- [PROVIDED INFORMATION]
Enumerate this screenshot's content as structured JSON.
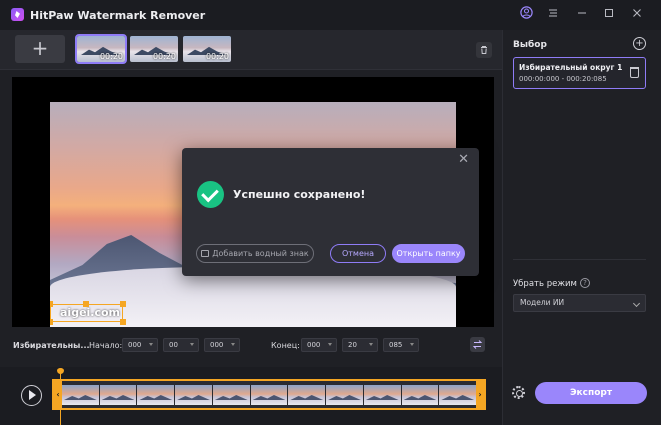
{
  "app": {
    "title": "HitPaw Watermark Remover"
  },
  "titlebar": {
    "icons": [
      "user-icon",
      "menu-icon",
      "minimize-icon",
      "maximize-icon",
      "close-icon"
    ]
  },
  "media": {
    "add_label": "+",
    "thumbnails": [
      {
        "duration": "00:20",
        "active": true
      },
      {
        "duration": "00:20",
        "active": false
      },
      {
        "duration": "00:20",
        "active": false
      }
    ]
  },
  "preview": {
    "watermark_text": "aigei.com"
  },
  "dialog": {
    "message": "Успешно сохранено!",
    "add_watermark_label": "Добавить водный знак",
    "cancel_label": "Отмена",
    "open_folder_label": "Открыть папку"
  },
  "timerow": {
    "region_label": "Избирательны...",
    "start_label": "Начало:",
    "start": {
      "h": "000",
      "m": "00",
      "s": "000"
    },
    "end_label": "Конец:",
    "end": {
      "h": "000",
      "m": "20",
      "s": "085"
    }
  },
  "sidebar": {
    "title": "Выбор",
    "selection": {
      "name": "Избирательный округ 1",
      "time": "000:00:000 - 000:20:085"
    },
    "mode_label": "Убрать режим",
    "mode_help": "?",
    "mode_value": "Модели ИИ",
    "export_label": "Экспорт"
  },
  "colors": {
    "accent": "#9a86fb",
    "success": "#19c383",
    "selection": "#f5a623"
  }
}
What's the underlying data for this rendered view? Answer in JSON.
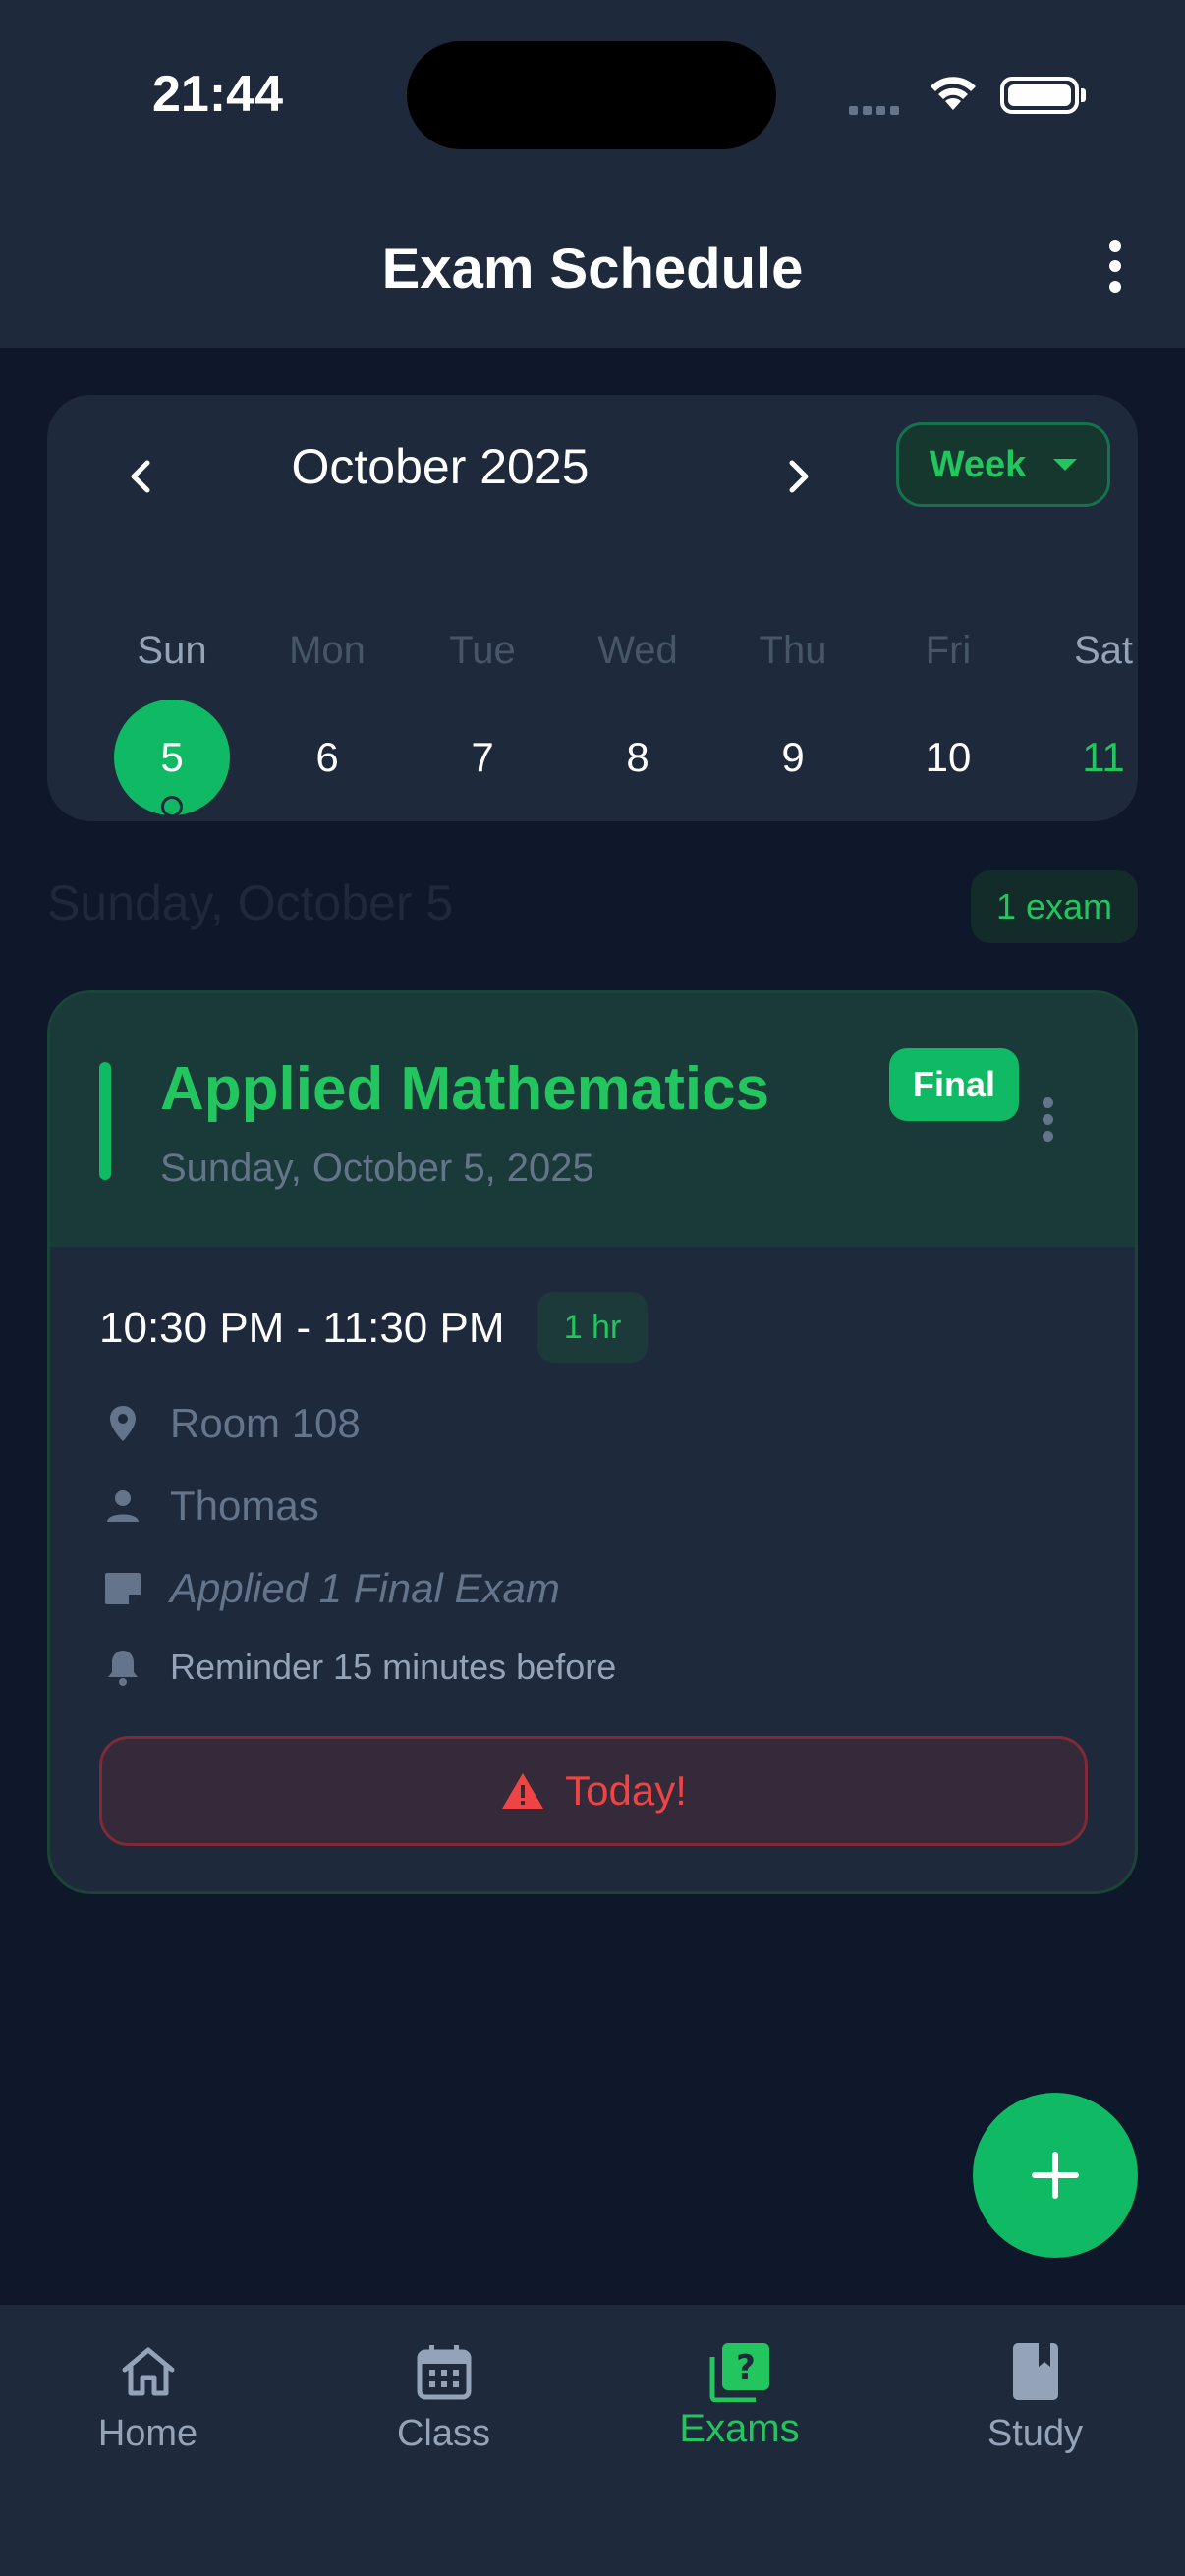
{
  "status": {
    "time": "21:44"
  },
  "header": {
    "title": "Exam Schedule"
  },
  "calendar": {
    "month": "October 2025",
    "view": "Week",
    "days": [
      {
        "name": "Sun",
        "num": "5"
      },
      {
        "name": "Mon",
        "num": "6"
      },
      {
        "name": "Tue",
        "num": "7"
      },
      {
        "name": "Wed",
        "num": "8"
      },
      {
        "name": "Thu",
        "num": "9"
      },
      {
        "name": "Fri",
        "num": "10"
      },
      {
        "name": "Sat",
        "num": "11"
      }
    ]
  },
  "section": {
    "date": "Sunday, October 5",
    "count": "1 exam"
  },
  "exam": {
    "subject": "Applied Mathematics",
    "date": "Sunday, October 5, 2025",
    "type": "Final",
    "time_range": "10:30 PM - 11:30 PM",
    "duration": "1 hr",
    "room": "Room 108",
    "teacher": "Thomas",
    "note": "Applied 1 Final Exam",
    "reminder": "Reminder 15 minutes before",
    "alert": "Today!"
  },
  "nav": [
    {
      "label": "Home",
      "icon": "home-icon"
    },
    {
      "label": "Class",
      "icon": "calendar-icon"
    },
    {
      "label": "Exams",
      "icon": "exam-icon"
    },
    {
      "label": "Study",
      "icon": "book-icon"
    }
  ],
  "colors": {
    "accent": "#10b964",
    "background": "#0f172a",
    "surface": "#1e293b",
    "alert": "#ef4444"
  }
}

- [OBJECTIVE] Each record above is to be restated exactly, with its pictures removed from the copy.

- [TASK OUTPUT]
Enumerate this screenshot's content as structured JSON.
{
  "app": {
    "title": "HitPaw Watermark Remover"
  },
  "titlebar": {
    "icons": [
      "user-icon",
      "menu-icon",
      "minimize-icon",
      "maximize-icon",
      "close-icon"
    ]
  },
  "media": {
    "add_label": "+",
    "thumbnails": [
      {
        "duration": "00:20",
        "active": true
      },
      {
        "duration": "00:20",
        "active": false
      },
      {
        "duration": "00:20",
        "active": false
      }
    ]
  },
  "preview": {
    "watermark_text": "aigei.com"
  },
  "dialog": {
    "message": "Успешно сохранено!",
    "add_watermark_label": "Добавить водный знак",
    "cancel_label": "Отмена",
    "open_folder_label": "Открыть папку"
  },
  "timerow": {
    "region_label": "Избирательны...",
    "start_label": "Начало:",
    "start": {
      "h": "000",
      "m": "00",
      "s": "000"
    },
    "end_label": "Конец:",
    "end": {
      "h": "000",
      "m": "20",
      "s": "085"
    }
  },
  "sidebar": {
    "title": "Выбор",
    "selection": {
      "name": "Избирательный округ 1",
      "time": "000:00:000 - 000:20:085"
    },
    "mode_label": "Убрать режим",
    "mode_help": "?",
    "mode_value": "Модели ИИ",
    "export_label": "Экспорт"
  },
  "colors": {
    "accent": "#9a86fb",
    "success": "#19c383",
    "selection": "#f5a623"
  }
}
What's the underlying data for this rendered view? Answer in JSON.
{
  "status": {
    "time": "21:44"
  },
  "header": {
    "title": "Exam Schedule"
  },
  "calendar": {
    "month": "October 2025",
    "view": "Week",
    "days": [
      {
        "name": "Sun",
        "num": "5"
      },
      {
        "name": "Mon",
        "num": "6"
      },
      {
        "name": "Tue",
        "num": "7"
      },
      {
        "name": "Wed",
        "num": "8"
      },
      {
        "name": "Thu",
        "num": "9"
      },
      {
        "name": "Fri",
        "num": "10"
      },
      {
        "name": "Sat",
        "num": "11"
      }
    ]
  },
  "section": {
    "date": "Sunday, October 5",
    "count": "1 exam"
  },
  "exam": {
    "subject": "Applied Mathematics",
    "date": "Sunday, October 5, 2025",
    "type": "Final",
    "time_range": "10:30 PM - 11:30 PM",
    "duration": "1 hr",
    "room": "Room 108",
    "teacher": "Thomas",
    "note": "Applied 1 Final Exam",
    "reminder": "Reminder 15 minutes before",
    "alert": "Today!"
  },
  "nav": [
    {
      "label": "Home",
      "icon": "home-icon"
    },
    {
      "label": "Class",
      "icon": "calendar-icon"
    },
    {
      "label": "Exams",
      "icon": "exam-icon"
    },
    {
      "label": "Study",
      "icon": "book-icon"
    }
  ],
  "colors": {
    "accent": "#10b964",
    "background": "#0f172a",
    "surface": "#1e293b",
    "alert": "#ef4444"
  }
}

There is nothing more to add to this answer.